***** Supplied data
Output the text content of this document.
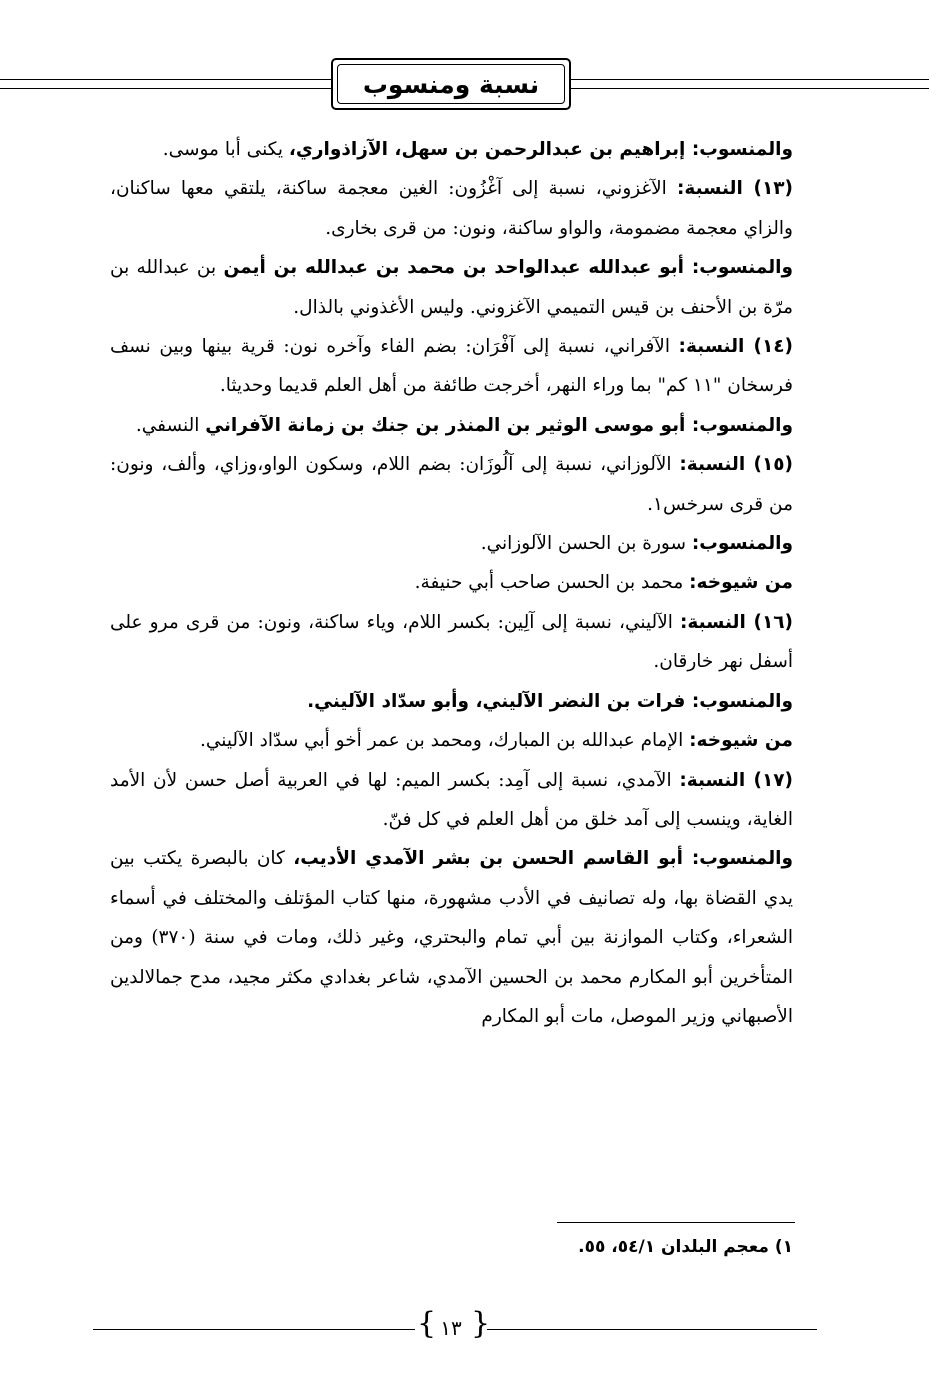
نسبة ومنسوب

والمنسوب: إبراهيم بن عبدالرحمن بن سهل، الآزاذواري، يكنى أبا موسى.

(١٣) النسبة: الآغزوني، نسبة إلى آغْزُون: الغين معجمة ساكنة، يلتقي معها ساكنان، والزاي معجمة مضمومة، والواو ساكنة، ونون: من قرى بخارى.

والمنسوب: أبو عبدالله عبدالواحد بن محمد بن عبدالله بن أيمن بن عبدالله بن مرّة بن الأحنف بن قيس التميمي الآغزوني. وليس الأغذوني بالذال.

(١٤) النسبة: الآفراني، نسبة إلى آفْرَان: بضم الفاء وآخره نون: قرية بينها وبين نسف فرسخان "١١ كم" بما وراء النهر، أخرجت طائفة من أهل العلم قديما وحديثا.

والمنسوب: أبو موسى الوثير بن المنذر بن جنك بن زمانة الآفراني النسفي.

(١٥) النسبة: الآلوزاني، نسبة إلى آلُوزَان: بضم اللام، وسكون الواو،وزاي، وألف، ونون: من قرى سرخس١.

والمنسوب: سورة بن الحسن الآلوزاني.

من شيوخه: محمد بن الحسن صاحب أبي حنيفة.

(١٦) النسبة: الآليني، نسبة إلى آلِين: بكسر اللام، وياء ساكنة، ونون: من قرى مرو على أسفل نهر خارقان.

والمنسوب: فرات بن النضر الآليني، وأبو سدّاد الآليني.

من شيوخه: الإمام عبدالله بن المبارك، ومحمد بن عمر أخو أبي سدّاد الآليني.

(١٧) النسبة: الآمدي، نسبة إلى آمِد: بكسر الميم: لها في العربية أصل حسن لأن الأمد الغاية، وينسب إلى آمد خلق من أهل العلم في كل فنّ.

والمنسوب: أبو القاسم الحسن بن بشر الآمدي الأديب، كان بالبصرة يكتب بين يدي القضاة بها، وله تصانيف في الأدب مشهورة، منها كتاب المؤتلف والمختلف في أسماء الشعراء، وكتاب الموازنة بين أبي تمام والبحتري، وغير ذلك، ومات في سنة (٣٧٠) ومن المتأخرين أبو المكارم محمد بن الحسين الآمدي، شاعر بغدادي مكثر مجيد، مدح جمالالدين الأصبهاني وزير الموصل، مات أبو المكارم

١) معجم البلدان ٥٤/١، ٥٥.
{ }
١٣
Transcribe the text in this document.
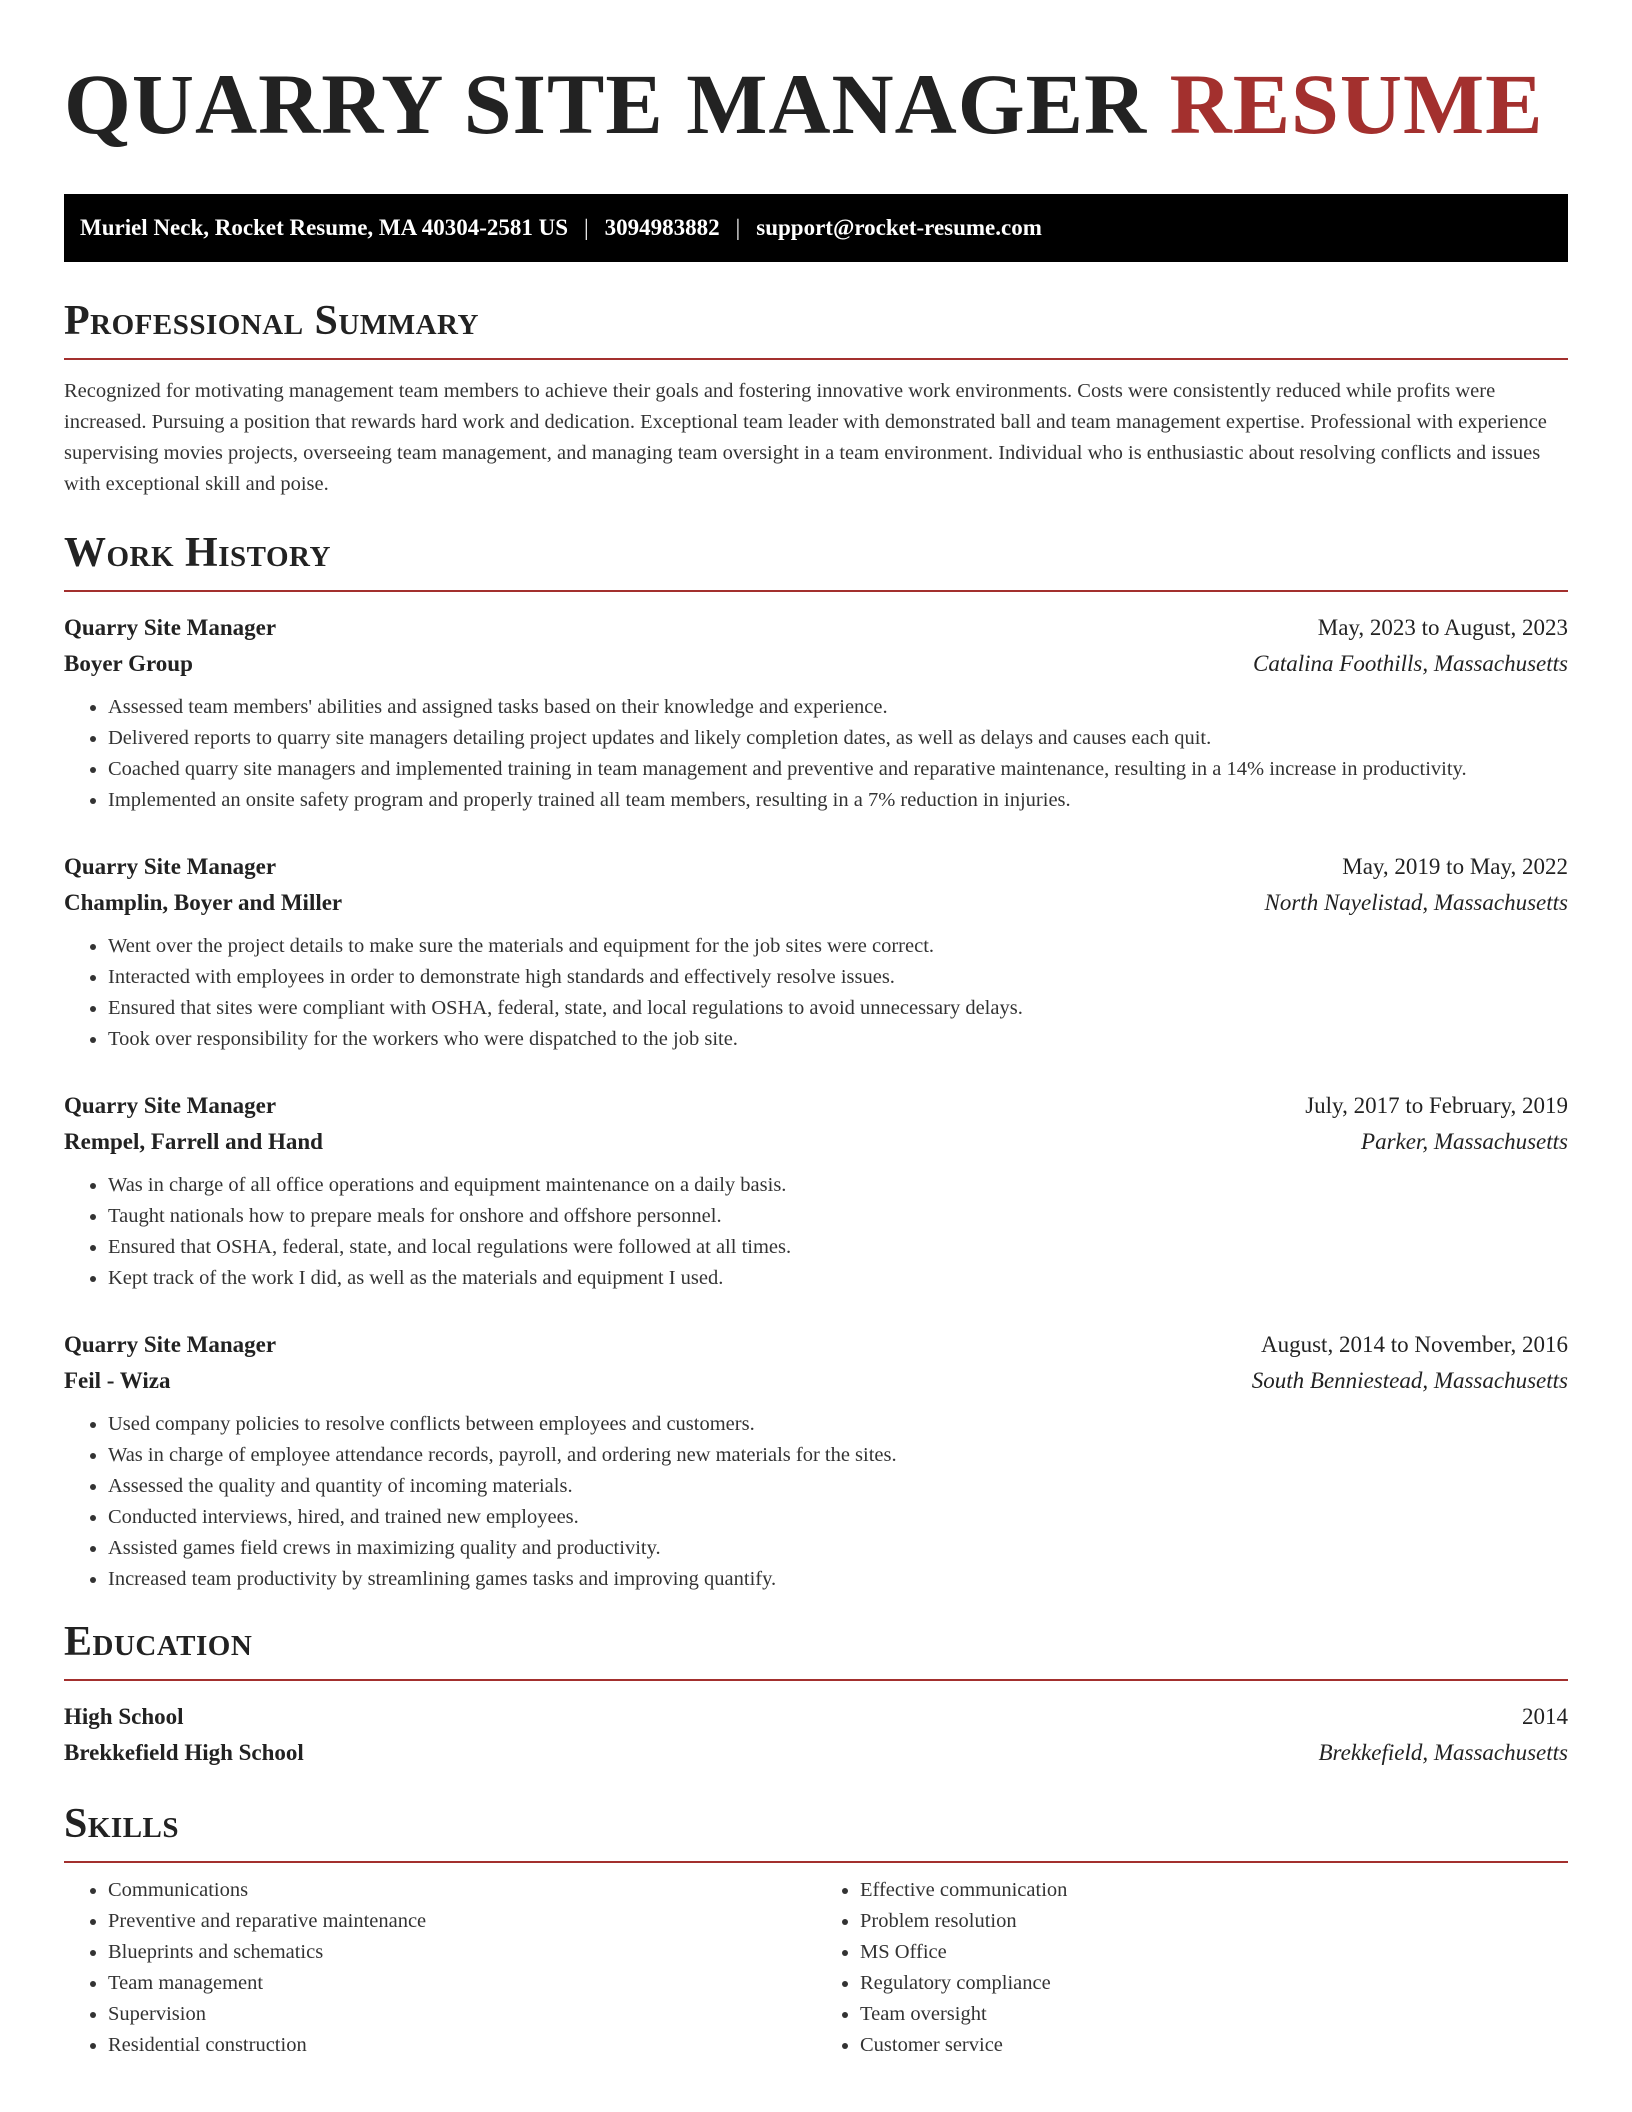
QUARRY SITE MANAGER RESUME
Muriel Neck, Rocket Resume, MA 40304-2581 US | 3094983882 | support@rocket-resume.com
Professional Summary

Recognized for motivating management team members to achieve their goals and fostering innovative work environments. Costs were consistently reduced while profits were increased. Pursuing a position that rewards hard work and dedication. Exceptional team leader with demonstrated ball and team management expertise. Professional with experience supervising movies projects, overseeing team management, and managing team oversight in a team environment. Individual who is enthusiastic about resolving conflicts and issues with exceptional skill and poise.

Work History
Quarry Site Manager	May, 2023 to August, 2023
Boyer Group	Catalina Foothills, Massachusetts
• Assessed team members' abilities and assigned tasks based on their knowledge and experience.
• Delivered reports to quarry site managers detailing project updates and likely completion dates, as well as delays and causes each quit.
• Coached quarry site managers and implemented training in team management and preventive and reparative maintenance, resulting in a 14% increase in productivity.
• Implemented an onsite safety program and properly trained all team members, resulting in a 7% reduction in injuries.
Quarry Site Manager	May, 2019 to May, 2022
Champlin, Boyer and Miller	North Nayelistad, Massachusetts
• Went over the project details to make sure the materials and equipment for the job sites were correct.
• Interacted with employees in order to demonstrate high standards and effectively resolve issues.
• Ensured that sites were compliant with OSHA, federal, state, and local regulations to avoid unnecessary delays.
• Took over responsibility for the workers who were dispatched to the job site.
Quarry Site Manager	July, 2017 to February, 2019
Rempel, Farrell and Hand	Parker, Massachusetts
• Was in charge of all office operations and equipment maintenance on a daily basis.
• Taught nationals how to prepare meals for onshore and offshore personnel.
• Ensured that OSHA, federal, state, and local regulations were followed at all times.
• Kept track of the work I did, as well as the materials and equipment I used.
Quarry Site Manager	August, 2014 to November, 2016
Feil - Wiza	South Benniestead, Massachusetts
• Used company policies to resolve conflicts between employees and customers.
• Was in charge of employee attendance records, payroll, and ordering new materials for the sites.
• Assessed the quality and quantity of incoming materials.
• Conducted interviews, hired, and trained new employees.
• Assisted games field crews in maximizing quality and productivity.
• Increased team productivity by streamlining games tasks and improving quantify.
Education
High School	2014
Brekkefield High School	Brekkefield, Massachusetts
Skills
• Communications
• Preventive and reparative maintenance
• Blueprints and schematics
• Team management
• Supervision
• Residential construction
• Effective communication
• Problem resolution
• MS Office
• Regulatory compliance
• Team oversight
• Customer service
**********
Short exercise: Without the pictures, reproduce every line of the records above exactly.

Answer to this problem:
Output the text content of this document.
نسبة ومنسوب

والمنسوب: إبراهيم بن عبدالرحمن بن سهل، الآزاذواري، يكنى أبا موسى.

(١٣) النسبة: الآغزوني، نسبة إلى آغْزُون: الغين معجمة ساكنة، يلتقي معها ساكنان، والزاي معجمة مضمومة، والواو ساكنة، ونون: من قرى بخارى.

والمنسوب: أبو عبدالله عبدالواحد بن محمد بن عبدالله بن أيمن بن عبدالله بن مرّة بن الأحنف بن قيس التميمي الآغزوني. وليس الأغذوني بالذال.

(١٤) النسبة: الآفراني، نسبة إلى آفْرَان: بضم الفاء وآخره نون: قرية بينها وبين نسف فرسخان "١١ كم" بما وراء النهر، أخرجت طائفة من أهل العلم قديما وحديثا.

والمنسوب: أبو موسى الوثير بن المنذر بن جنك بن زمانة الآفراني النسفي.

(١٥) النسبة: الآلوزاني، نسبة إلى آلُوزَان: بضم اللام، وسكون الواو،وزاي، وألف، ونون: من قرى سرخس١.

والمنسوب: سورة بن الحسن الآلوزاني.

من شيوخه: محمد بن الحسن صاحب أبي حنيفة.

(١٦) النسبة: الآليني، نسبة إلى آلِين: بكسر اللام، وياء ساكنة، ونون: من قرى مرو على أسفل نهر خارقان.

والمنسوب: فرات بن النضر الآليني، وأبو سدّاد الآليني.

من شيوخه: الإمام عبدالله بن المبارك، ومحمد بن عمر أخو أبي سدّاد الآليني.

(١٧) النسبة: الآمدي، نسبة إلى آمِد: بكسر الميم: لها في العربية أصل حسن لأن الأمد الغاية، وينسب إلى آمد خلق من أهل العلم في كل فنّ.

والمنسوب: أبو القاسم الحسن بن بشر الآمدي الأديب، كان بالبصرة يكتب بين يدي القضاة بها، وله تصانيف في الأدب مشهورة، منها كتاب المؤتلف والمختلف في أسماء الشعراء، وكتاب الموازنة بين أبي تمام والبحتري، وغير ذلك، ومات في سنة (٣٧٠) ومن المتأخرين أبو المكارم محمد بن الحسين الآمدي، شاعر بغدادي مكثر مجيد، مدح جمالالدين الأصبهاني وزير الموصل، مات أبو المكارم

١) معجم البلدان ٥٤/١، ٥٥.
{ }
١٣
Transcribe the text in this document.
QUARRY SITE MANAGER RESUME
Muriel Neck, Rocket Resume, MA 40304-2581 US | 3094983882 | support@rocket-resume.com
Professional Summary

Recognized for motivating management team members to achieve their goals and fostering innovative work environments. Costs were consistently reduced while profits were increased. Pursuing a position that rewards hard work and dedication. Exceptional team leader with demonstrated ball and team management expertise. Professional with experience supervising movies projects, overseeing team management, and managing team oversight in a team environment. Individual who is enthusiastic about resolving conflicts and issues with exceptional skill and poise.

Work History
Quarry Site Manager	May, 2023 to August, 2023
Boyer Group	Catalina Foothills, Massachusetts
• Assessed team members' abilities and assigned tasks based on their knowledge and experience.
• Delivered reports to quarry site managers detailing project updates and likely completion dates, as well as delays and causes each quit.
• Coached quarry site managers and implemented training in team management and preventive and reparative maintenance, resulting in a 14% increase in productivity.
• Implemented an onsite safety program and properly trained all team members, resulting in a 7% reduction in injuries.
Quarry Site Manager	May, 2019 to May, 2022
Champlin, Boyer and Miller	North Nayelistad, Massachusetts
• Went over the project details to make sure the materials and equipment for the job sites were correct.
• Interacted with employees in order to demonstrate high standards and effectively resolve issues.
• Ensured that sites were compliant with OSHA, federal, state, and local regulations to avoid unnecessary delays.
• Took over responsibility for the workers who were dispatched to the job site.
Quarry Site Manager	July, 2017 to February, 2019
Rempel, Farrell and Hand	Parker, Massachusetts
• Was in charge of all office operations and equipment maintenance on a daily basis.
• Taught nationals how to prepare meals for onshore and offshore personnel.
• Ensured that OSHA, federal, state, and local regulations were followed at all times.
• Kept track of the work I did, as well as the materials and equipment I used.
Quarry Site Manager	August, 2014 to November, 2016
Feil - Wiza	South Benniestead, Massachusetts
• Used company policies to resolve conflicts between employees and customers.
• Was in charge of employee attendance records, payroll, and ordering new materials for the sites.
• Assessed the quality and quantity of incoming materials.
• Conducted interviews, hired, and trained new employees.
• Assisted games field crews in maximizing quality and productivity.
• Increased team productivity by streamlining games tasks and improving quantify.
Education
High School	2014
Brekkefield High School	Brekkefield, Massachusetts
Skills
• Communications
• Preventive and reparative maintenance
• Blueprints and schematics
• Team management
• Supervision
• Residential construction
• Effective communication
• Problem resolution
• MS Office
• Regulatory compliance
• Team oversight
• Customer service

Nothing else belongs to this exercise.